(WHAT IS ASKED) From the material below, list every line containing "icon".

(RECORDED DATA)
• • • • •

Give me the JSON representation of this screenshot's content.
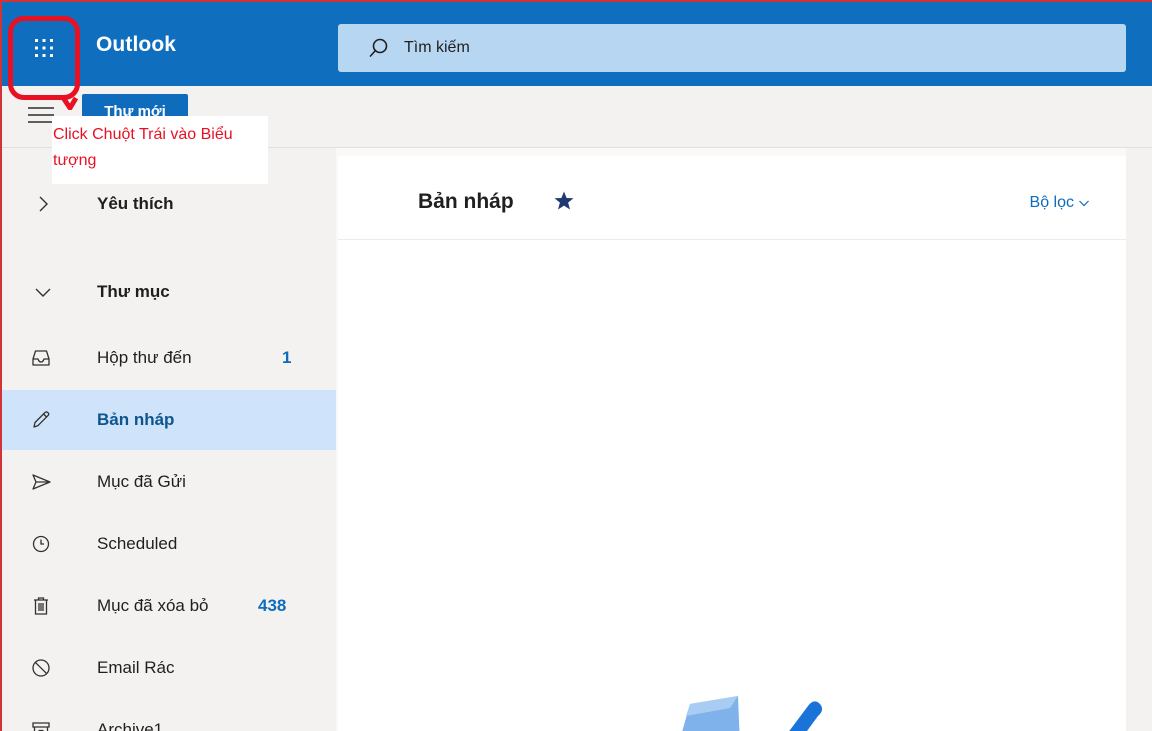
{
  "header": {
    "app_name": "Outlook",
    "search_placeholder": "Tìm kiếm",
    "accent": "#106ebe"
  },
  "commandbar": {
    "new_mail_label": "Thư mới"
  },
  "annotation": {
    "text": "Click Chuột Trái vào Biểu tượng",
    "color": "#e81123"
  },
  "nav": {
    "favorites_label": "Yêu thích",
    "folders_label": "Thư mục",
    "items": [
      {
        "label": "Hộp thư đến",
        "count": "1",
        "icon": "inbox-icon"
      },
      {
        "label": "Bản nháp",
        "count": "",
        "icon": "pencil-icon",
        "selected": true
      },
      {
        "label": "Mục đã Gửi",
        "count": "",
        "icon": "send-icon"
      },
      {
        "label": "Scheduled",
        "count": "",
        "icon": "clock-icon"
      },
      {
        "label": "Mục đã xóa bỏ",
        "count": "438",
        "icon": "trash-icon"
      },
      {
        "label": "Email Rác",
        "count": "",
        "icon": "blocked-icon"
      },
      {
        "label": "Archive1",
        "count": "",
        "icon": "archive-icon"
      }
    ]
  },
  "list": {
    "title": "Bản nháp",
    "filter_label": "Bộ lọc"
  }
}
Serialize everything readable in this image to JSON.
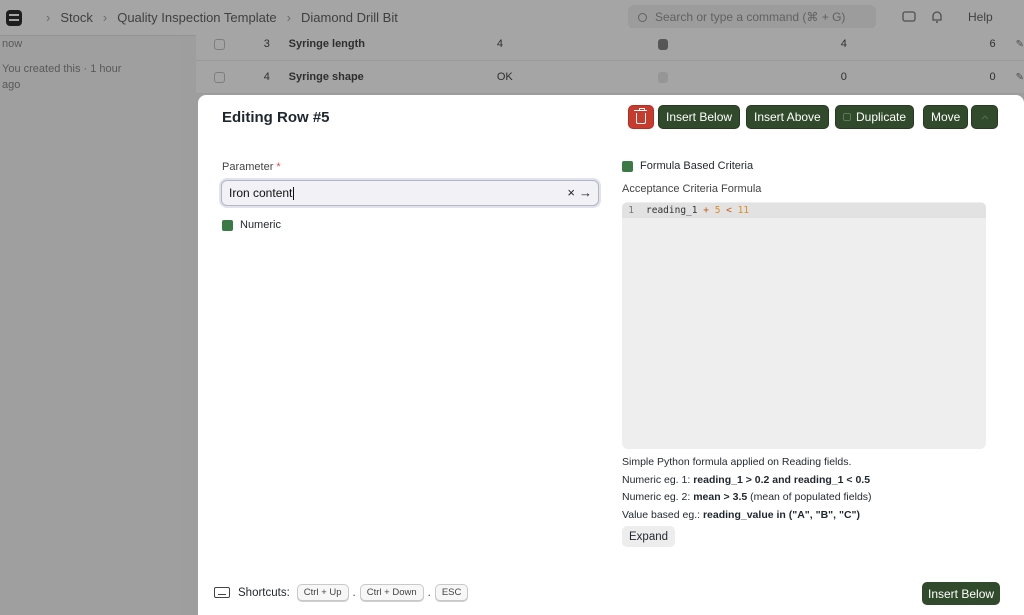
{
  "navbar": {
    "breadcrumbs": [
      "Stock",
      "Quality Inspection Template",
      "Diamond Drill Bit"
    ],
    "search_placeholder": "Search or type a command (⌘ + G)",
    "help_label": "Help"
  },
  "activity": {
    "line_now": "now",
    "created_text": "You created this · 1 hour",
    "created_ago": "ago"
  },
  "background_rows": [
    {
      "index": "3",
      "parameter": "Syringe length",
      "value": "4",
      "numeric_checked": true,
      "min": "4",
      "max": "6"
    },
    {
      "index": "4",
      "parameter": "Syringe shape",
      "value": "OK",
      "numeric_checked": false,
      "min": "0",
      "max": "0"
    }
  ],
  "modal": {
    "title": "Editing Row #5",
    "buttons": {
      "delete_icon": "trash-icon",
      "insert_below": "Insert Below",
      "insert_above": "Insert Above",
      "duplicate": "Duplicate",
      "move": "Move"
    },
    "parameter": {
      "label": "Parameter",
      "required_mark": "*",
      "value": "Iron content"
    },
    "numeric_label": "Numeric",
    "formula_based_label": "Formula Based Criteria",
    "formula": {
      "label": "Acceptance Criteria Formula",
      "line_number": "1",
      "tokens": [
        "reading_1",
        "+",
        "5",
        "<",
        "11"
      ]
    },
    "help": {
      "line1": "Simple Python formula applied on Reading fields.",
      "ex1_prefix": "Numeric eg. 1: ",
      "ex1_code": "reading_1 > 0.2 and reading_1 < 0.5",
      "ex2_prefix": "Numeric eg. 2: ",
      "ex2_code": "mean > 3.5",
      "ex2_suffix": " (mean of populated fields)",
      "ex3_prefix": "Value based eg.: ",
      "ex3_code": "reading_value in (\"A\", \"B\", \"C\")"
    },
    "expand_label": "Expand",
    "footer": {
      "shortcuts_label": "Shortcuts:",
      "keys": [
        "Ctrl + Up",
        "Ctrl + Down",
        "ESC"
      ],
      "insert_below": "Insert Below"
    }
  },
  "colors": {
    "primary": "#314a2c",
    "danger": "#c73a2e",
    "checkbox": "#3b7a46"
  }
}
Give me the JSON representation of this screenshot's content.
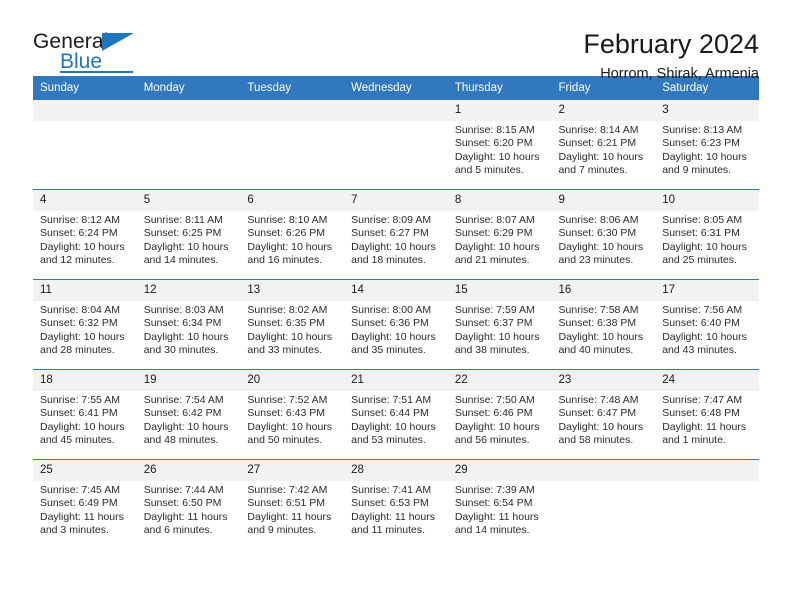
{
  "brand": {
    "line1": "General",
    "line2": "Blue",
    "accent_color": "#1f76bc",
    "triangle_icon": "brand-triangle-icon"
  },
  "header": {
    "title": "February 2024",
    "subtitle": "Horrom, Shirak, Armenia"
  },
  "calendar": {
    "header_bg": "#3278be",
    "daynum_bg": "#f2f2f2",
    "weekdays": [
      "Sunday",
      "Monday",
      "Tuesday",
      "Wednesday",
      "Thursday",
      "Friday",
      "Saturday"
    ],
    "weeks": [
      [
        {
          "day": "",
          "sunrise": "",
          "sunset": "",
          "daylight": ""
        },
        {
          "day": "",
          "sunrise": "",
          "sunset": "",
          "daylight": ""
        },
        {
          "day": "",
          "sunrise": "",
          "sunset": "",
          "daylight": ""
        },
        {
          "day": "",
          "sunrise": "",
          "sunset": "",
          "daylight": ""
        },
        {
          "day": "1",
          "sunrise": "Sunrise: 8:15 AM",
          "sunset": "Sunset: 6:20 PM",
          "daylight": "Daylight: 10 hours and 5 minutes."
        },
        {
          "day": "2",
          "sunrise": "Sunrise: 8:14 AM",
          "sunset": "Sunset: 6:21 PM",
          "daylight": "Daylight: 10 hours and 7 minutes."
        },
        {
          "day": "3",
          "sunrise": "Sunrise: 8:13 AM",
          "sunset": "Sunset: 6:23 PM",
          "daylight": "Daylight: 10 hours and 9 minutes."
        }
      ],
      [
        {
          "day": "4",
          "sunrise": "Sunrise: 8:12 AM",
          "sunset": "Sunset: 6:24 PM",
          "daylight": "Daylight: 10 hours and 12 minutes."
        },
        {
          "day": "5",
          "sunrise": "Sunrise: 8:11 AM",
          "sunset": "Sunset: 6:25 PM",
          "daylight": "Daylight: 10 hours and 14 minutes."
        },
        {
          "day": "6",
          "sunrise": "Sunrise: 8:10 AM",
          "sunset": "Sunset: 6:26 PM",
          "daylight": "Daylight: 10 hours and 16 minutes."
        },
        {
          "day": "7",
          "sunrise": "Sunrise: 8:09 AM",
          "sunset": "Sunset: 6:27 PM",
          "daylight": "Daylight: 10 hours and 18 minutes."
        },
        {
          "day": "8",
          "sunrise": "Sunrise: 8:07 AM",
          "sunset": "Sunset: 6:29 PM",
          "daylight": "Daylight: 10 hours and 21 minutes."
        },
        {
          "day": "9",
          "sunrise": "Sunrise: 8:06 AM",
          "sunset": "Sunset: 6:30 PM",
          "daylight": "Daylight: 10 hours and 23 minutes."
        },
        {
          "day": "10",
          "sunrise": "Sunrise: 8:05 AM",
          "sunset": "Sunset: 6:31 PM",
          "daylight": "Daylight: 10 hours and 25 minutes."
        }
      ],
      [
        {
          "day": "11",
          "sunrise": "Sunrise: 8:04 AM",
          "sunset": "Sunset: 6:32 PM",
          "daylight": "Daylight: 10 hours and 28 minutes."
        },
        {
          "day": "12",
          "sunrise": "Sunrise: 8:03 AM",
          "sunset": "Sunset: 6:34 PM",
          "daylight": "Daylight: 10 hours and 30 minutes."
        },
        {
          "day": "13",
          "sunrise": "Sunrise: 8:02 AM",
          "sunset": "Sunset: 6:35 PM",
          "daylight": "Daylight: 10 hours and 33 minutes."
        },
        {
          "day": "14",
          "sunrise": "Sunrise: 8:00 AM",
          "sunset": "Sunset: 6:36 PM",
          "daylight": "Daylight: 10 hours and 35 minutes."
        },
        {
          "day": "15",
          "sunrise": "Sunrise: 7:59 AM",
          "sunset": "Sunset: 6:37 PM",
          "daylight": "Daylight: 10 hours and 38 minutes."
        },
        {
          "day": "16",
          "sunrise": "Sunrise: 7:58 AM",
          "sunset": "Sunset: 6:38 PM",
          "daylight": "Daylight: 10 hours and 40 minutes."
        },
        {
          "day": "17",
          "sunrise": "Sunrise: 7:56 AM",
          "sunset": "Sunset: 6:40 PM",
          "daylight": "Daylight: 10 hours and 43 minutes."
        }
      ],
      [
        {
          "day": "18",
          "sunrise": "Sunrise: 7:55 AM",
          "sunset": "Sunset: 6:41 PM",
          "daylight": "Daylight: 10 hours and 45 minutes."
        },
        {
          "day": "19",
          "sunrise": "Sunrise: 7:54 AM",
          "sunset": "Sunset: 6:42 PM",
          "daylight": "Daylight: 10 hours and 48 minutes."
        },
        {
          "day": "20",
          "sunrise": "Sunrise: 7:52 AM",
          "sunset": "Sunset: 6:43 PM",
          "daylight": "Daylight: 10 hours and 50 minutes."
        },
        {
          "day": "21",
          "sunrise": "Sunrise: 7:51 AM",
          "sunset": "Sunset: 6:44 PM",
          "daylight": "Daylight: 10 hours and 53 minutes."
        },
        {
          "day": "22",
          "sunrise": "Sunrise: 7:50 AM",
          "sunset": "Sunset: 6:46 PM",
          "daylight": "Daylight: 10 hours and 56 minutes."
        },
        {
          "day": "23",
          "sunrise": "Sunrise: 7:48 AM",
          "sunset": "Sunset: 6:47 PM",
          "daylight": "Daylight: 10 hours and 58 minutes."
        },
        {
          "day": "24",
          "sunrise": "Sunrise: 7:47 AM",
          "sunset": "Sunset: 6:48 PM",
          "daylight": "Daylight: 11 hours and 1 minute."
        }
      ],
      [
        {
          "day": "25",
          "sunrise": "Sunrise: 7:45 AM",
          "sunset": "Sunset: 6:49 PM",
          "daylight": "Daylight: 11 hours and 3 minutes."
        },
        {
          "day": "26",
          "sunrise": "Sunrise: 7:44 AM",
          "sunset": "Sunset: 6:50 PM",
          "daylight": "Daylight: 11 hours and 6 minutes."
        },
        {
          "day": "27",
          "sunrise": "Sunrise: 7:42 AM",
          "sunset": "Sunset: 6:51 PM",
          "daylight": "Daylight: 11 hours and 9 minutes."
        },
        {
          "day": "28",
          "sunrise": "Sunrise: 7:41 AM",
          "sunset": "Sunset: 6:53 PM",
          "daylight": "Daylight: 11 hours and 11 minutes."
        },
        {
          "day": "29",
          "sunrise": "Sunrise: 7:39 AM",
          "sunset": "Sunset: 6:54 PM",
          "daylight": "Daylight: 11 hours and 14 minutes."
        },
        {
          "day": "",
          "sunrise": "",
          "sunset": "",
          "daylight": ""
        },
        {
          "day": "",
          "sunrise": "",
          "sunset": "",
          "daylight": ""
        }
      ]
    ]
  }
}
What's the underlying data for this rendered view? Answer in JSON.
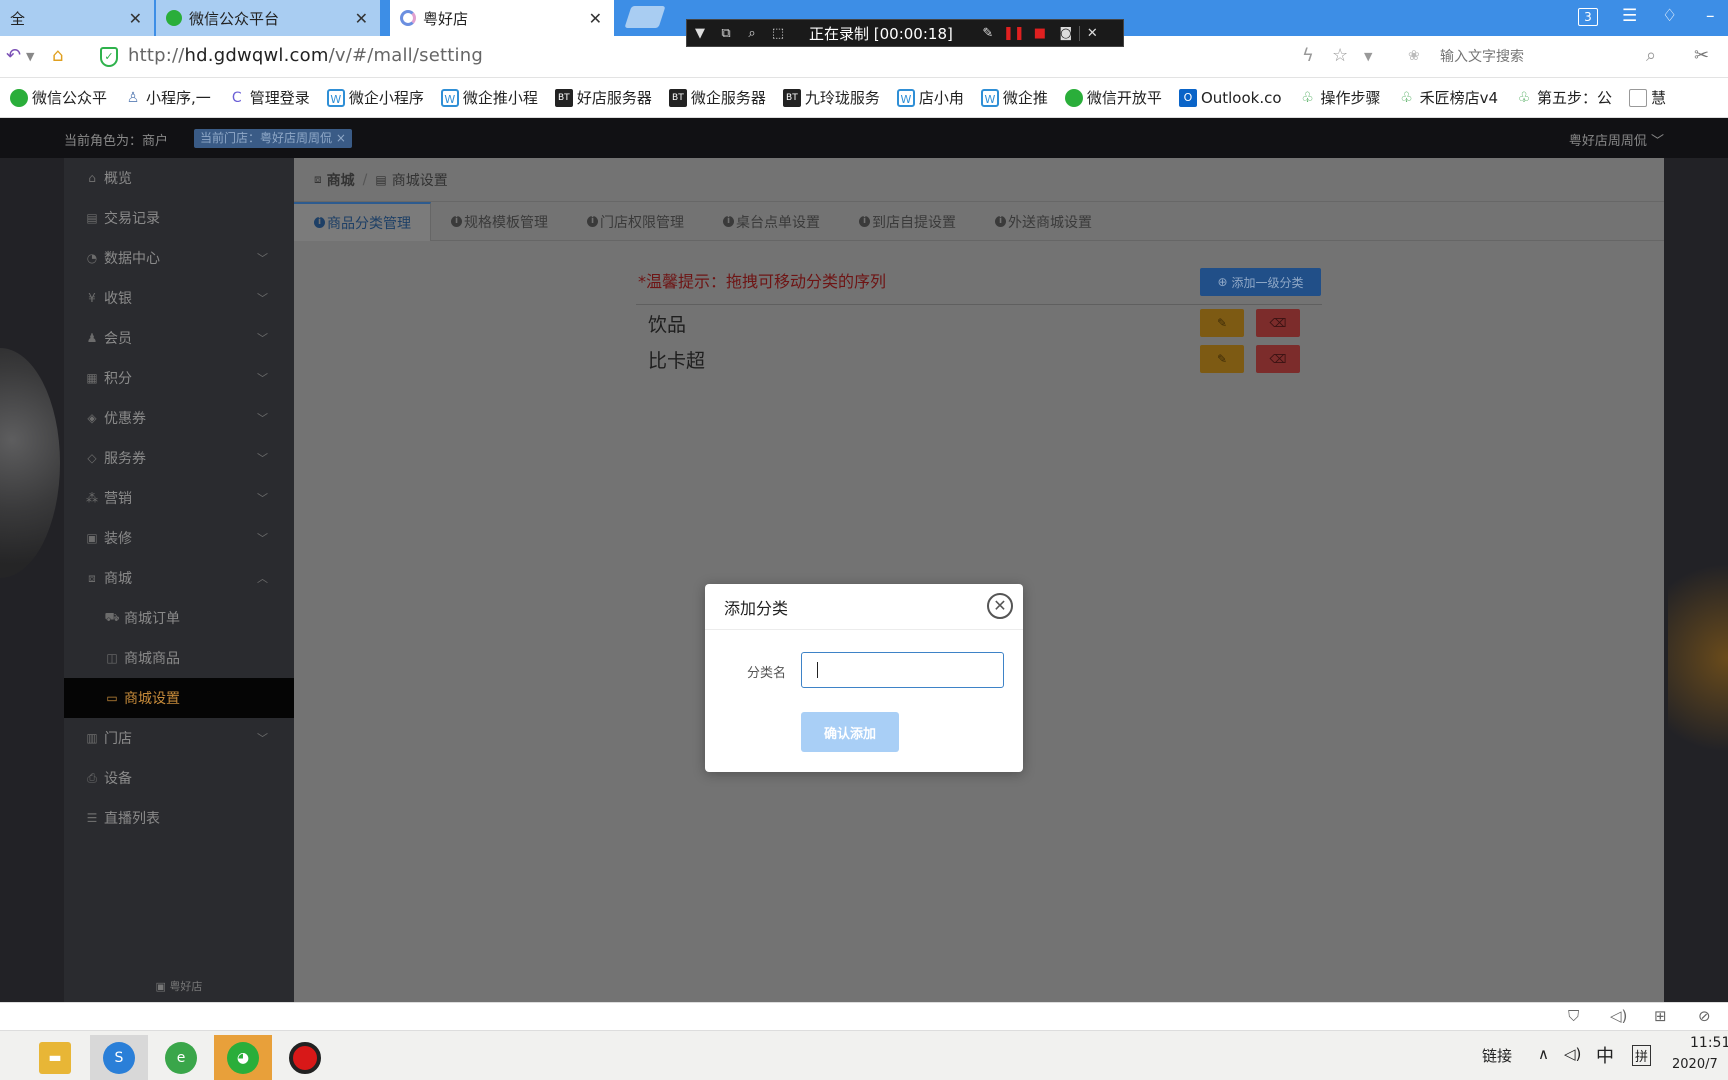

• • • • •

(OUTPUT BELOW)
        "icon": "inbox-icon"
        "icon": "pencil-icon",
        "icon": "send-icon"
        "icon": "clock-icon"
        "icon": "trash-icon"
        "icon": "blocked-icon"
        "icon": "archive-icon"
      "delete_icon": "trash-icon",
    "triangle_icon": "brand-triangle-icon"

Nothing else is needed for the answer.